• [TASK TO COMPLETE]
Restate exactly the lines below, from the one containing "OCR this image." through the final line, and leave out the pictures.

• [EXERCISE INPUT]

>> BEGIN

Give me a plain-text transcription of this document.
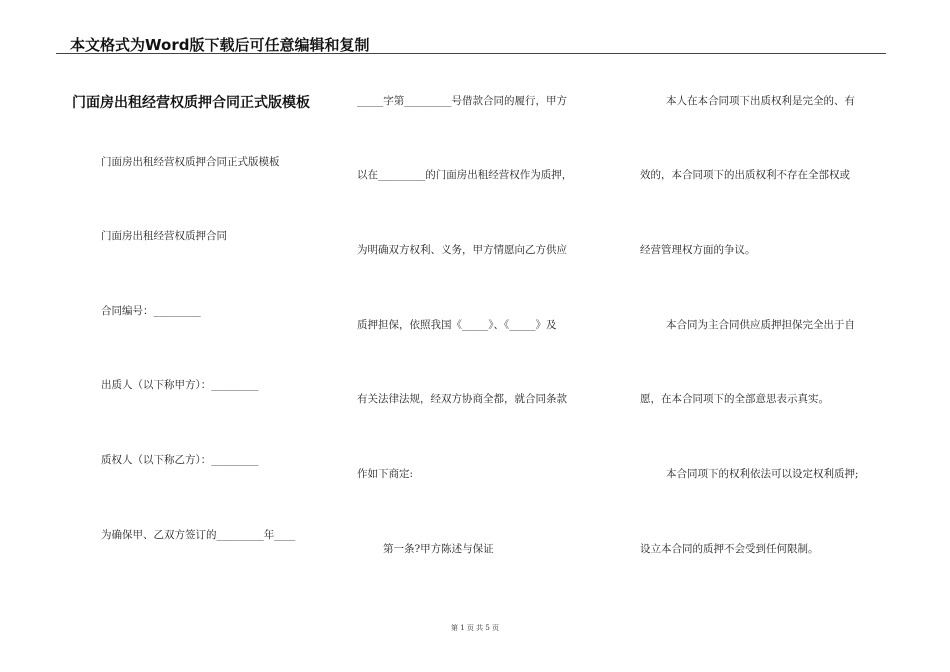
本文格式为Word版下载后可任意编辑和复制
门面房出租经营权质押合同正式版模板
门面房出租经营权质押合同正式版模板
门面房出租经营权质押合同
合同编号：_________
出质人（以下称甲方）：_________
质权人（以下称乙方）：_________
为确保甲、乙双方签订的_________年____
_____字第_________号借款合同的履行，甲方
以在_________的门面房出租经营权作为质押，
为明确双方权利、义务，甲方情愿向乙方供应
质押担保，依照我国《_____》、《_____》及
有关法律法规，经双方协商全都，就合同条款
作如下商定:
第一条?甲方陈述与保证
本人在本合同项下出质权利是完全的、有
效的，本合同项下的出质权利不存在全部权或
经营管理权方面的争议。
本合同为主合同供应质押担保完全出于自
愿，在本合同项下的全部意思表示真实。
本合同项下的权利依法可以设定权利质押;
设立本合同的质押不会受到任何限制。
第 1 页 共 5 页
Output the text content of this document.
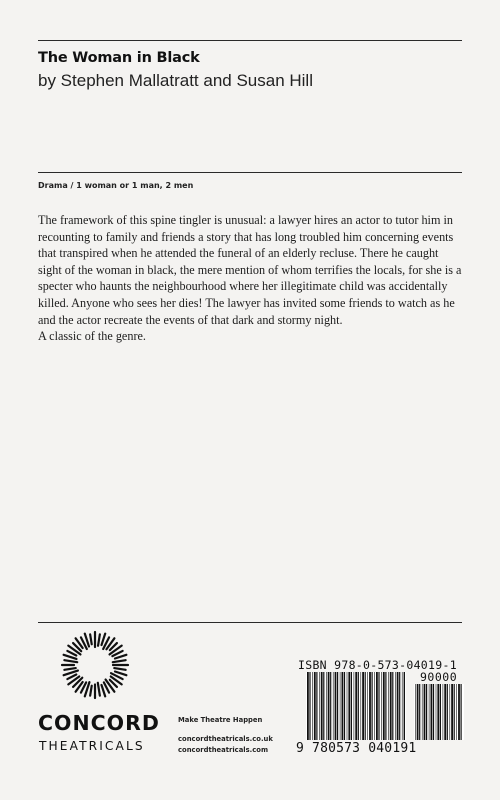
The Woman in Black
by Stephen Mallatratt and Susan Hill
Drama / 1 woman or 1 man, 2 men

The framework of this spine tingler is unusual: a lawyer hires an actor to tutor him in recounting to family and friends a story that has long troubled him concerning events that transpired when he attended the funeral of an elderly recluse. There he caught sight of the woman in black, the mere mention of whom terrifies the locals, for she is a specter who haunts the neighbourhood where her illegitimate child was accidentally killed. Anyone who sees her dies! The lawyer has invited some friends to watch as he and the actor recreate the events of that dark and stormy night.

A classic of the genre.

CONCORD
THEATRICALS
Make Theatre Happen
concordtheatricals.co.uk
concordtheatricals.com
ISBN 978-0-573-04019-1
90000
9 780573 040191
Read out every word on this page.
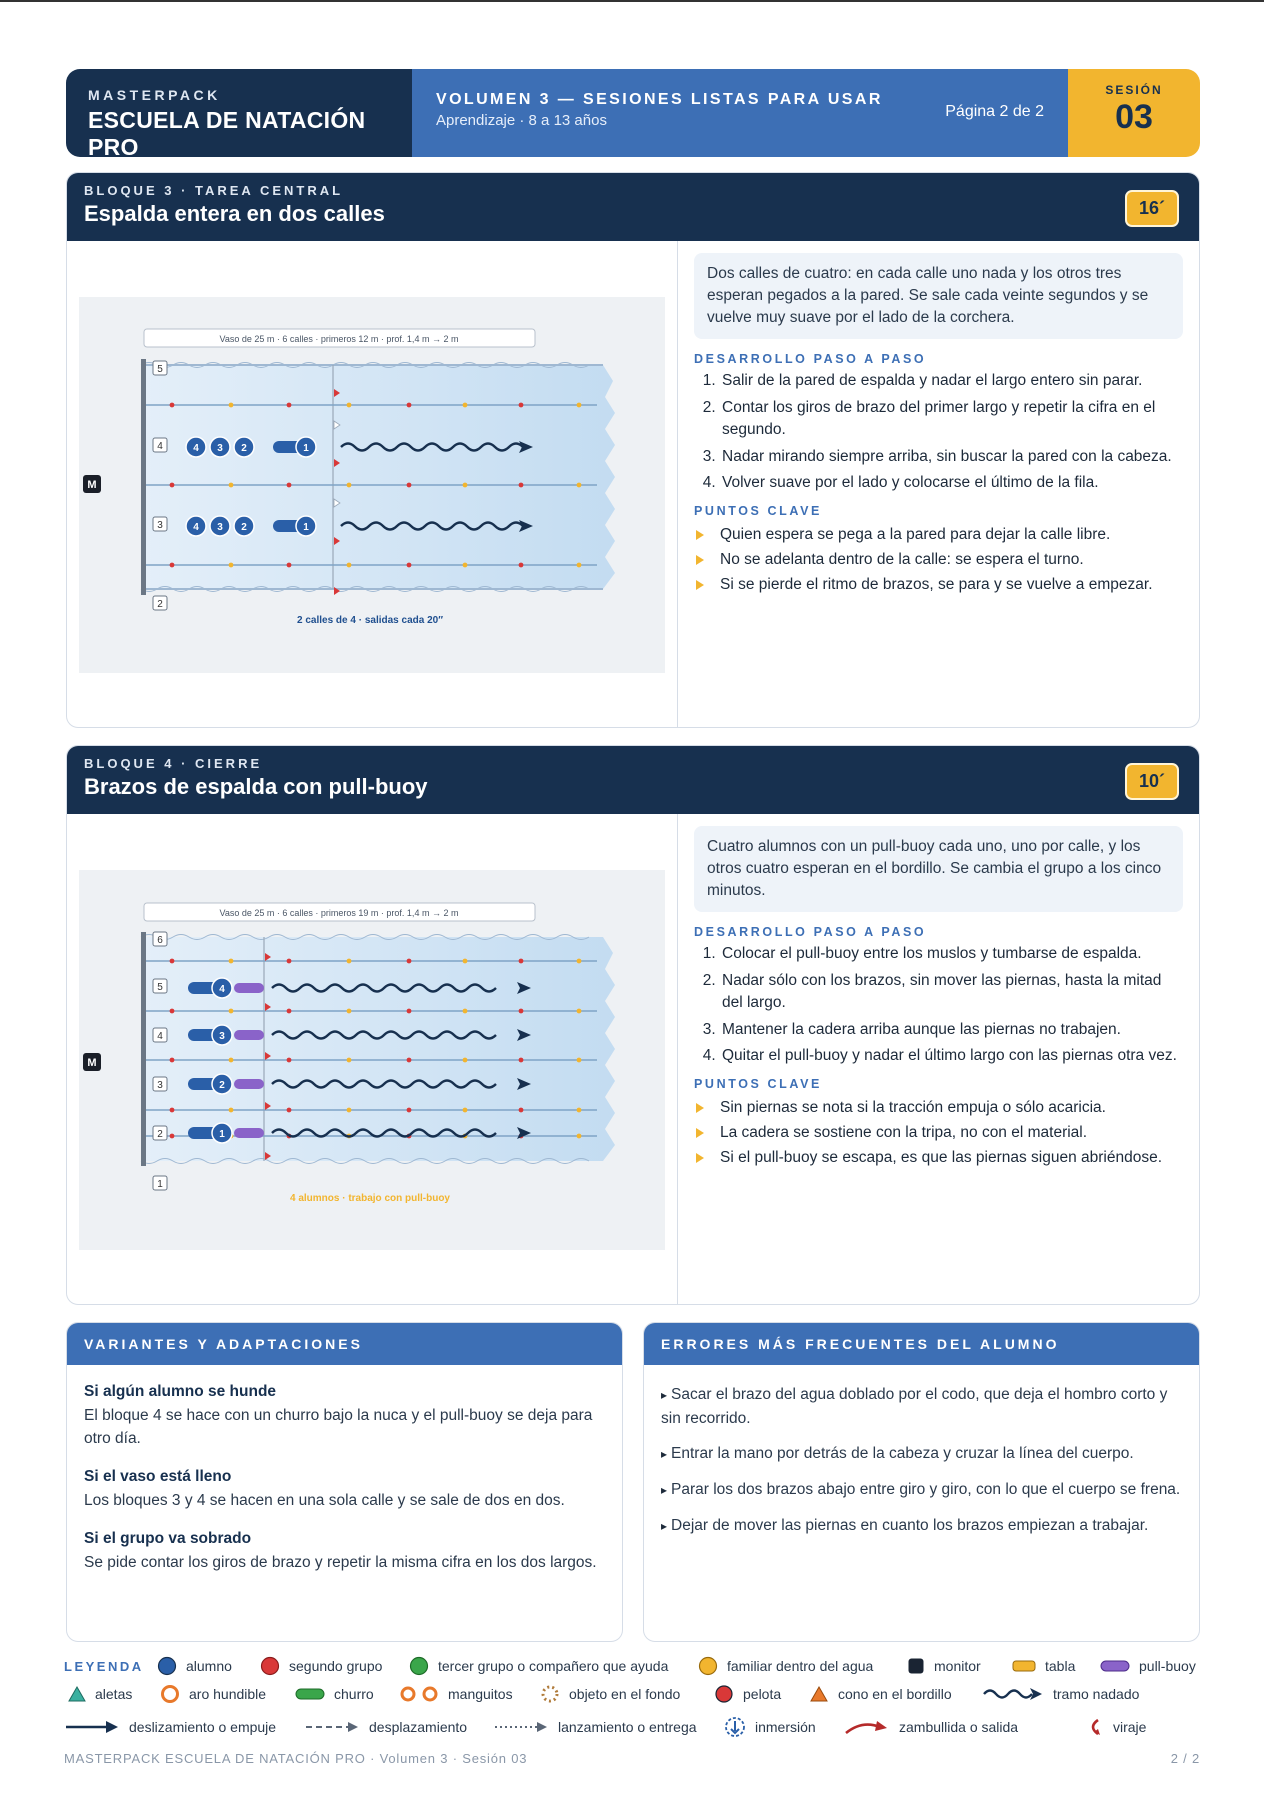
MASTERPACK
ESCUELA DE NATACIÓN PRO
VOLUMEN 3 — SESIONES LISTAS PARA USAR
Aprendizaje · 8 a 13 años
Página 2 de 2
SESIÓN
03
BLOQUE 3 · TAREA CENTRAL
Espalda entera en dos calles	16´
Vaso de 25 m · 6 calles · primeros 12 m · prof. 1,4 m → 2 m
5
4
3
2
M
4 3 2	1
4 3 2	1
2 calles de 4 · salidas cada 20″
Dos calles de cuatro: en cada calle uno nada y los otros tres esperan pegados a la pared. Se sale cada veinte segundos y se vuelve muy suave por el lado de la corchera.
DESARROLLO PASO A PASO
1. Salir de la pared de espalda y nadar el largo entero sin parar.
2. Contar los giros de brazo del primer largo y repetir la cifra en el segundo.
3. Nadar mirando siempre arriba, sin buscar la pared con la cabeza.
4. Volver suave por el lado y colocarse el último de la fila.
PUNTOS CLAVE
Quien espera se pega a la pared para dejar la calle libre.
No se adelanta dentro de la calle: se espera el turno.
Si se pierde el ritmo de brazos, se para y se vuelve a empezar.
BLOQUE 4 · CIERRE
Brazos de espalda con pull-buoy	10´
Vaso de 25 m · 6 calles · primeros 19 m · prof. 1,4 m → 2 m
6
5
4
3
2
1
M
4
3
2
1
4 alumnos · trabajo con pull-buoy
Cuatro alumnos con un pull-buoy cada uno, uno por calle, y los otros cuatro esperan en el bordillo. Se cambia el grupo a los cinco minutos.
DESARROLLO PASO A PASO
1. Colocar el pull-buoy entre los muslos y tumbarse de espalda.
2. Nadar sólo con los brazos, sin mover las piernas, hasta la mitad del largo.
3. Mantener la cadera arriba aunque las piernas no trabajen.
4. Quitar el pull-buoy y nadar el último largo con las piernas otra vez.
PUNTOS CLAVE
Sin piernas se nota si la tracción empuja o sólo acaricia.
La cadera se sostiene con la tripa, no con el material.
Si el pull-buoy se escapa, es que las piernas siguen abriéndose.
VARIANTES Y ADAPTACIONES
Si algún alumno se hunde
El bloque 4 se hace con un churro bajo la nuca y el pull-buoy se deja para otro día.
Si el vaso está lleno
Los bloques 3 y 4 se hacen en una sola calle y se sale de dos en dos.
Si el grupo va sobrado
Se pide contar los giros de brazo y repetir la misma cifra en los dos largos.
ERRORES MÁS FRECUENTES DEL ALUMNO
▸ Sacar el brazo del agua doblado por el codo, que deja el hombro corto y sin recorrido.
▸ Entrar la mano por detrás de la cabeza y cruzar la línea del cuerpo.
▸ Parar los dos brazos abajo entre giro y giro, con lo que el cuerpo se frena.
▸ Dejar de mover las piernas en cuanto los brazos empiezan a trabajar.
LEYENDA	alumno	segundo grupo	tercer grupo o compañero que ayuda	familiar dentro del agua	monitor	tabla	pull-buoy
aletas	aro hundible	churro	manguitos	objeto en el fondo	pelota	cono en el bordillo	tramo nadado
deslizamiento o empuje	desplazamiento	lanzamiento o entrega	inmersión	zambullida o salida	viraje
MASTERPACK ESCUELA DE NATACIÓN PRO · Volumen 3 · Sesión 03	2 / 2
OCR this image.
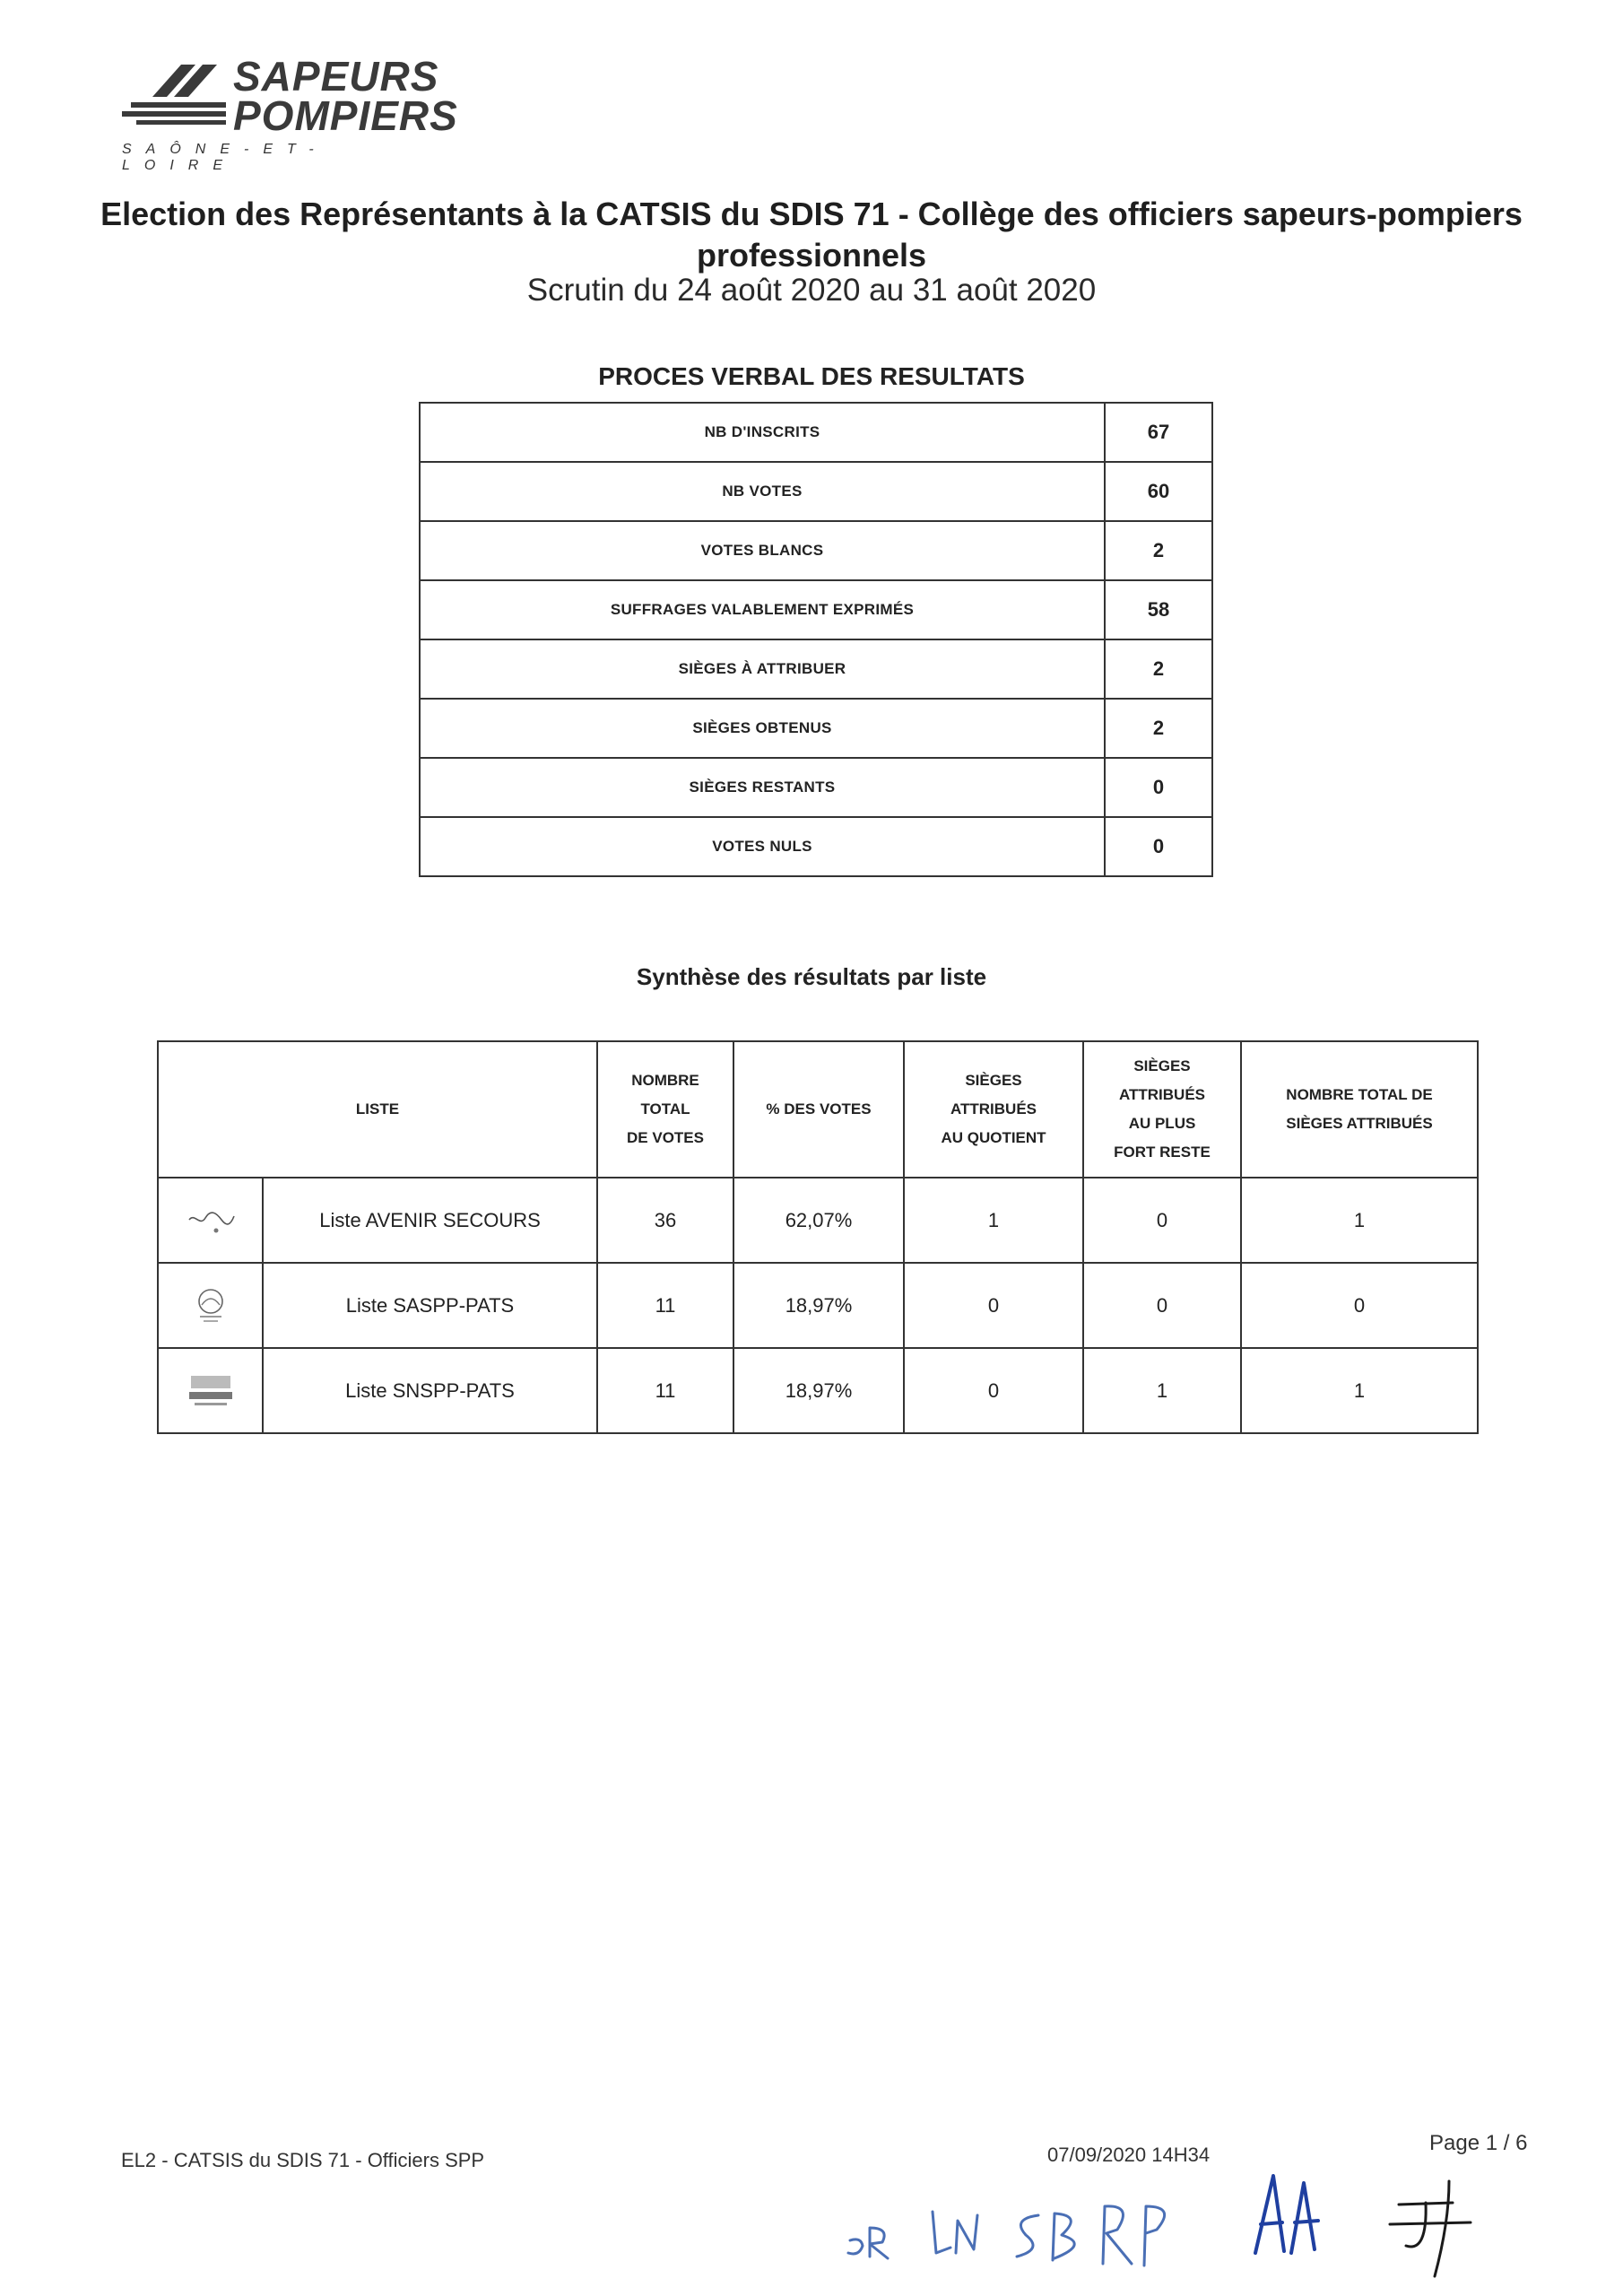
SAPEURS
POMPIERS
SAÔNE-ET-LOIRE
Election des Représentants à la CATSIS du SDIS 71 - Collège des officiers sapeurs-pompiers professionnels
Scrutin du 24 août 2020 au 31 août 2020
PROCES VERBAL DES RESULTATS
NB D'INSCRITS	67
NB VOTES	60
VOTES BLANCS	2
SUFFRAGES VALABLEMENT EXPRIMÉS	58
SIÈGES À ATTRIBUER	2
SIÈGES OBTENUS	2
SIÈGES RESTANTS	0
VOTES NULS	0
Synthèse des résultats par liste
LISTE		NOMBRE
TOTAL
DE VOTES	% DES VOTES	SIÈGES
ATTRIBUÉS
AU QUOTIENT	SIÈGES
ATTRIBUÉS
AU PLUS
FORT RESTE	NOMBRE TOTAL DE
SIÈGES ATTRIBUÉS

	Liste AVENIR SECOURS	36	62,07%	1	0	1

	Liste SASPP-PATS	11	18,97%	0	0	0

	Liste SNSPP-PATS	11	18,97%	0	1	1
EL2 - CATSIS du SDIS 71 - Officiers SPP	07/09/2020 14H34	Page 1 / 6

>> END

• [RESULT OF THE EXERCISE]
OCR this image.
SAPEURS
POMPIERS
SAÔNE-ET-LOIRE
Election des Représentants à la CATSIS du SDIS 71 - Collège des officiers sapeurs-pompiers professionnels
Scrutin du 24 août 2020 au 31 août 2020
PROCES VERBAL DES RESULTATS
NB D'INSCRITS	67
NB VOTES	60
VOTES BLANCS	2
SUFFRAGES VALABLEMENT EXPRIMÉS	58
SIÈGES À ATTRIBUER	2
SIÈGES OBTENUS	2
SIÈGES RESTANTS	0
VOTES NULS	0
Synthèse des résultats par liste
LISTE		NOMBRE
TOTAL
DE VOTES	% DES VOTES	SIÈGES
ATTRIBUÉS
AU QUOTIENT	SIÈGES
ATTRIBUÉS
AU PLUS
FORT RESTE	NOMBRE TOTAL DE
SIÈGES ATTRIBUÉS

	Liste AVENIR SECOURS	36	62,07%	1	0	1

	Liste SASPP-PATS	11	18,97%	0	0	0

	Liste SNSPP-PATS	11	18,97%	0	1	1
EL2 - CATSIS du SDIS 71 - Officiers SPP	07/09/2020 14H34	Page 1 / 6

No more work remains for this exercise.